BLOCO DE TEXTO →
···

Retorno aos Escritórios: Como Esse Movimento Afeta os Shoppings?
*Por Mauricio Romiti
Após
o decreto que estabelece o fim do uso obrigatório de máscaras no estado
de São Paulo, o varejo segurou o ânimo: apesar de ser um passo grande
para um retorno de uma vida pré-pandemia, a expectativa para o mês de
abril não via grandes aumentos. Com o aumento nos casos de Covid na
Europa e Ásia, a cautela persistiu. Além disso, um fator pesa muito para
o retorno aos números pré-pandêmicos no shopping: o retorno aos
escritórios.
Os
shoppings costumam contar com sua proximidade aos grandes centros
empresariais para atrair um certo número de visitantes diariamente, seja
para o horário do almoço ou para resolver problemas simples no setor de
serviços, como ajustar uma roupa ou sacar dinheiro. É muito mais
difícil que alguém prefira sair de casa para comer no meio do dia de
trabalho, e ainda mais difícil que esses problemas rotineiros sejam
resolvidos logo após o horário comercial quando o trabalhador já está em
casa.

···

INSTRUÇÕES DO EXERCÍCIO → Copie do texto sobre o retorno aos escritórios o trecho que vai de "Retorno aos Escritórios: Como" até "escritórios.".

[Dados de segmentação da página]
···

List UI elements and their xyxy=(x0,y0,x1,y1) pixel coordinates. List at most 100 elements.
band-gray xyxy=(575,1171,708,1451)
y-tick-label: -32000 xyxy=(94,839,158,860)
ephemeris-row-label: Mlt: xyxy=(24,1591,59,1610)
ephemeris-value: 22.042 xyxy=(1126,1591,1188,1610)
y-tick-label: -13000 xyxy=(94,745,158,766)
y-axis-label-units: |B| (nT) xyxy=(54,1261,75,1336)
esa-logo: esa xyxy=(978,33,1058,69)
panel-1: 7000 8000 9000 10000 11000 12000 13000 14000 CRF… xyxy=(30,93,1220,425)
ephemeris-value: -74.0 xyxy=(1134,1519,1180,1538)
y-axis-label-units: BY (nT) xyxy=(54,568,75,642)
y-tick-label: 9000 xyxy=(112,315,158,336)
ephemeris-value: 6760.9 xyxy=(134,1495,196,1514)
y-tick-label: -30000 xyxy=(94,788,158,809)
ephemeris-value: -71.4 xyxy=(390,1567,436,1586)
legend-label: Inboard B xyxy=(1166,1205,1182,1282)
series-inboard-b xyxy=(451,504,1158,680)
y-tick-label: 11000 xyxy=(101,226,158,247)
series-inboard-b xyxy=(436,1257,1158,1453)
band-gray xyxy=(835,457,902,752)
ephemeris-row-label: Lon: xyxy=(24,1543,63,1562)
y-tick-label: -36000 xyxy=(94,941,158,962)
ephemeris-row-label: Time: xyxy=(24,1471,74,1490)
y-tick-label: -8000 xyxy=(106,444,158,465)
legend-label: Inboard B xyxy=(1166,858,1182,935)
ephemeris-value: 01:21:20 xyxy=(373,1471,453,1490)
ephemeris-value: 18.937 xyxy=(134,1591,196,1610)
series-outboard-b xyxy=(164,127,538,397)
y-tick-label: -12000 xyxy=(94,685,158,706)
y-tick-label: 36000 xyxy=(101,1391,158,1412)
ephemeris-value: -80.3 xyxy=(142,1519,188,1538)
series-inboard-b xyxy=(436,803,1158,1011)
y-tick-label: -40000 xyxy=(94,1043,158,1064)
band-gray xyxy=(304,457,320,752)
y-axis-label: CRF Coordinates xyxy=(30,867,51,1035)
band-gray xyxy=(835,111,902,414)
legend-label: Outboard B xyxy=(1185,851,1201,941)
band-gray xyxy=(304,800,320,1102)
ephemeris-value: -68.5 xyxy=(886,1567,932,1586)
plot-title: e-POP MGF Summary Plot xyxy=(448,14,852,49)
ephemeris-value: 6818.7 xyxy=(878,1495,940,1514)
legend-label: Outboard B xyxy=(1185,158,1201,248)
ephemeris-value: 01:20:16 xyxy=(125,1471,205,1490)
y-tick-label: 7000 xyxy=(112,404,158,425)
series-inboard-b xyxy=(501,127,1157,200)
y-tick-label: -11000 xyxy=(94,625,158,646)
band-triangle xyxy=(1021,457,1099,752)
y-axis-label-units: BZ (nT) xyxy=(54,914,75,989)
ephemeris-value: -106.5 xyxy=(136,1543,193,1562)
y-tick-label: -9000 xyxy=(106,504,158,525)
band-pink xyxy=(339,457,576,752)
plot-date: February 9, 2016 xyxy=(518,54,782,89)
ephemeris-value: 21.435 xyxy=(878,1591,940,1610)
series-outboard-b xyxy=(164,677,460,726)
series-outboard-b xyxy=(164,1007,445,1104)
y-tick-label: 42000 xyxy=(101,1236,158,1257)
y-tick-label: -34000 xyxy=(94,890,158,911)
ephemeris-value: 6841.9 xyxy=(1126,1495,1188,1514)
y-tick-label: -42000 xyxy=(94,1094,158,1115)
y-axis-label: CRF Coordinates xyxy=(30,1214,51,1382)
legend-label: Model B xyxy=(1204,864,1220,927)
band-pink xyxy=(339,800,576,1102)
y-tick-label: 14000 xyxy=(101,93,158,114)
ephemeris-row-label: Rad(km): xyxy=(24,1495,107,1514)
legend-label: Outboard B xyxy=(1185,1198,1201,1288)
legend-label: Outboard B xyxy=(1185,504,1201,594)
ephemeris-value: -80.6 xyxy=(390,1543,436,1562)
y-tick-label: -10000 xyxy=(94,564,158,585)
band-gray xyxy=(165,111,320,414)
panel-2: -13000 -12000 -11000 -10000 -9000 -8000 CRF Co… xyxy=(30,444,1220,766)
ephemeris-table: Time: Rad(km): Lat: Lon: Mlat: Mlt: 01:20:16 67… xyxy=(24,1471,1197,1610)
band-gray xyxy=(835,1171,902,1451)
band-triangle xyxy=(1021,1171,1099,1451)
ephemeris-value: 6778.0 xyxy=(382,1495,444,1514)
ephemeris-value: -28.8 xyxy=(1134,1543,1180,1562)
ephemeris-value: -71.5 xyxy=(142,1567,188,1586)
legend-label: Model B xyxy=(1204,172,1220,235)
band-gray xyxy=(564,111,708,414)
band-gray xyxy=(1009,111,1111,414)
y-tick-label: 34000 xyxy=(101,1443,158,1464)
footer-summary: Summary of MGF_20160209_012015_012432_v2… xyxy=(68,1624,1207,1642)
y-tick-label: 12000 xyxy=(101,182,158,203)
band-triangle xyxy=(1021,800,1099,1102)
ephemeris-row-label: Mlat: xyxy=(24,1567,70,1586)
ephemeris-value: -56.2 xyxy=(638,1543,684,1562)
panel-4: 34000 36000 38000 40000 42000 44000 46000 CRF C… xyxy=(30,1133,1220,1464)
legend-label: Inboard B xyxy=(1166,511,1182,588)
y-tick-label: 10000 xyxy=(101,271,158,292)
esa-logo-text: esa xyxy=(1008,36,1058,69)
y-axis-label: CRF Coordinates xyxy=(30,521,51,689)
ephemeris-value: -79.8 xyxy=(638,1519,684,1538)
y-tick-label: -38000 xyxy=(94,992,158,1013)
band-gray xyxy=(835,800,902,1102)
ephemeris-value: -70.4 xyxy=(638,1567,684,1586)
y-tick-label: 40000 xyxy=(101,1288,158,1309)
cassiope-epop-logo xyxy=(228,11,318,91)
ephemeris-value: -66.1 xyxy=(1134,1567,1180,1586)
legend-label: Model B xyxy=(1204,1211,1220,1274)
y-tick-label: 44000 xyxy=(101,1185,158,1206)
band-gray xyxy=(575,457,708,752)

···

RESPOSTA DO EXERCÍCIO →
Retorno aos Escritórios: Como Esse Movimento Afeta os Shoppings?
*Por Mauricio Romiti
Após
o decreto que estabelece o fim do uso obrigatório de máscaras no estado
de São Paulo, o varejo segurou o ânimo: apesar de ser um passo grande
para um retorno de uma vida pré-pandemia, a expectativa para o mês de
abril não via grandes aumentos. Com o aumento nos casos de Covid na
Europa e Ásia, a cautela persistiu. Além disso, um fator pesa muito para
o retorno aos números pré-pandêmicos no shopping: o retorno aos
escritórios.